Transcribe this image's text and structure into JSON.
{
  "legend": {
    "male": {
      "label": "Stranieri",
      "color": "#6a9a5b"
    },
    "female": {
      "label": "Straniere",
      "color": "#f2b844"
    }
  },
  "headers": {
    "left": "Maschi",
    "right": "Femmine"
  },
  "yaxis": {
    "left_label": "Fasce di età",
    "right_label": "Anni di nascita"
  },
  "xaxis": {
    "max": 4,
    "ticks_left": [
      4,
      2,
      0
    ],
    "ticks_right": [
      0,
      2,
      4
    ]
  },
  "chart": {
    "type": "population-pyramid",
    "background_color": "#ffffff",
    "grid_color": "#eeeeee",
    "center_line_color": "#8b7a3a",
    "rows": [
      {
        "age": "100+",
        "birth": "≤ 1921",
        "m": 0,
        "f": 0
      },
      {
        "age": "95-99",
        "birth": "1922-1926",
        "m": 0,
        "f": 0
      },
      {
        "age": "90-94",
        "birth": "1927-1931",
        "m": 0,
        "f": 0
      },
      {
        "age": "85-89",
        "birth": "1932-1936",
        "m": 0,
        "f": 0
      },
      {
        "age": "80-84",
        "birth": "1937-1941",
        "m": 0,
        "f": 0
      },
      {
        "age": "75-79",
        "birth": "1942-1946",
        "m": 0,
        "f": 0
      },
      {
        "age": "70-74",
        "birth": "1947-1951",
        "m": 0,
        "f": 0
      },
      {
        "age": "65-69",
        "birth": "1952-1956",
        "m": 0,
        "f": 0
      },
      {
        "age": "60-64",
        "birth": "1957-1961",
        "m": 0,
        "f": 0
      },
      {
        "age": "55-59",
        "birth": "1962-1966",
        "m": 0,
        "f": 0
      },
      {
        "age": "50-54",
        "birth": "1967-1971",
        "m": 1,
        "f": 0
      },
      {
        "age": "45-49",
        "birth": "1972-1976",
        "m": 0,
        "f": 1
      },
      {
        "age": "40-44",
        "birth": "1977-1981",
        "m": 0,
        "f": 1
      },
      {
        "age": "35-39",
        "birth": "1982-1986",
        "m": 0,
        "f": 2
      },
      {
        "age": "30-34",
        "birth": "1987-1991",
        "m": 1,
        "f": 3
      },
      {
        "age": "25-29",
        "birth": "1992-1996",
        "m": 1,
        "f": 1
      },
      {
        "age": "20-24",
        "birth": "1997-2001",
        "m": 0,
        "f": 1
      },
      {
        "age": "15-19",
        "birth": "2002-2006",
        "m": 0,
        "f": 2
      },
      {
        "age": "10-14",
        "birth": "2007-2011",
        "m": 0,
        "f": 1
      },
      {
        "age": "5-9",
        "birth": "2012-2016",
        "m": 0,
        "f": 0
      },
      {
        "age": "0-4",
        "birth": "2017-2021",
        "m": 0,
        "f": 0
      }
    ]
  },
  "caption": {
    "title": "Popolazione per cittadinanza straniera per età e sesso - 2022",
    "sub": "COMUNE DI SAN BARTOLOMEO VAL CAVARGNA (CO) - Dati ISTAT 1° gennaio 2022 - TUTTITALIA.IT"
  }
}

**Problem description**
Here, the records must be output exactly and in full.

**In response**
Transcribe this image's text and structure into JSON.
{
  "legend": {
    "male": {
      "label": "Stranieri",
      "color": "#6a9a5b"
    },
    "female": {
      "label": "Straniere",
      "color": "#f2b844"
    }
  },
  "headers": {
    "left": "Maschi",
    "right": "Femmine"
  },
  "yaxis": {
    "left_label": "Fasce di età",
    "right_label": "Anni di nascita"
  },
  "xaxis": {
    "max": 4,
    "ticks_left": [
      4,
      2,
      0
    ],
    "ticks_right": [
      0,
      2,
      4
    ]
  },
  "chart": {
    "type": "population-pyramid",
    "background_color": "#ffffff",
    "grid_color": "#eeeeee",
    "center_line_color": "#8b7a3a",
    "rows": [
      {
        "age": "100+",
        "birth": "≤ 1921",
        "m": 0,
        "f": 0
      },
      {
        "age": "95-99",
        "birth": "1922-1926",
        "m": 0,
        "f": 0
      },
      {
        "age": "90-94",
        "birth": "1927-1931",
        "m": 0,
        "f": 0
      },
      {
        "age": "85-89",
        "birth": "1932-1936",
        "m": 0,
        "f": 0
      },
      {
        "age": "80-84",
        "birth": "1937-1941",
        "m": 0,
        "f": 0
      },
      {
        "age": "75-79",
        "birth": "1942-1946",
        "m": 0,
        "f": 0
      },
      {
        "age": "70-74",
        "birth": "1947-1951",
        "m": 0,
        "f": 0
      },
      {
        "age": "65-69",
        "birth": "1952-1956",
        "m": 0,
        "f": 0
      },
      {
        "age": "60-64",
        "birth": "1957-1961",
        "m": 0,
        "f": 0
      },
      {
        "age": "55-59",
        "birth": "1962-1966",
        "m": 0,
        "f": 0
      },
      {
        "age": "50-54",
        "birth": "1967-1971",
        "m": 1,
        "f": 0
      },
      {
        "age": "45-49",
        "birth": "1972-1976",
        "m": 0,
        "f": 1
      },
      {
        "age": "40-44",
        "birth": "1977-1981",
        "m": 0,
        "f": 1
      },
      {
        "age": "35-39",
        "birth": "1982-1986",
        "m": 0,
        "f": 2
      },
      {
        "age": "30-34",
        "birth": "1987-1991",
        "m": 1,
        "f": 3
      },
      {
        "age": "25-29",
        "birth": "1992-1996",
        "m": 1,
        "f": 1
      },
      {
        "age": "20-24",
        "birth": "1997-2001",
        "m": 0,
        "f": 1
      },
      {
        "age": "15-19",
        "birth": "2002-2006",
        "m": 0,
        "f": 2
      },
      {
        "age": "10-14",
        "birth": "2007-2011",
        "m": 0,
        "f": 1
      },
      {
        "age": "5-9",
        "birth": "2012-2016",
        "m": 0,
        "f": 0
      },
      {
        "age": "0-4",
        "birth": "2017-2021",
        "m": 0,
        "f": 0
      }
    ]
  },
  "caption": {
    "title": "Popolazione per cittadinanza straniera per età e sesso - 2022",
    "sub": "COMUNE DI SAN BARTOLOMEO VAL CAVARGNA (CO) - Dati ISTAT 1° gennaio 2022 - TUTTITALIA.IT"
  }
}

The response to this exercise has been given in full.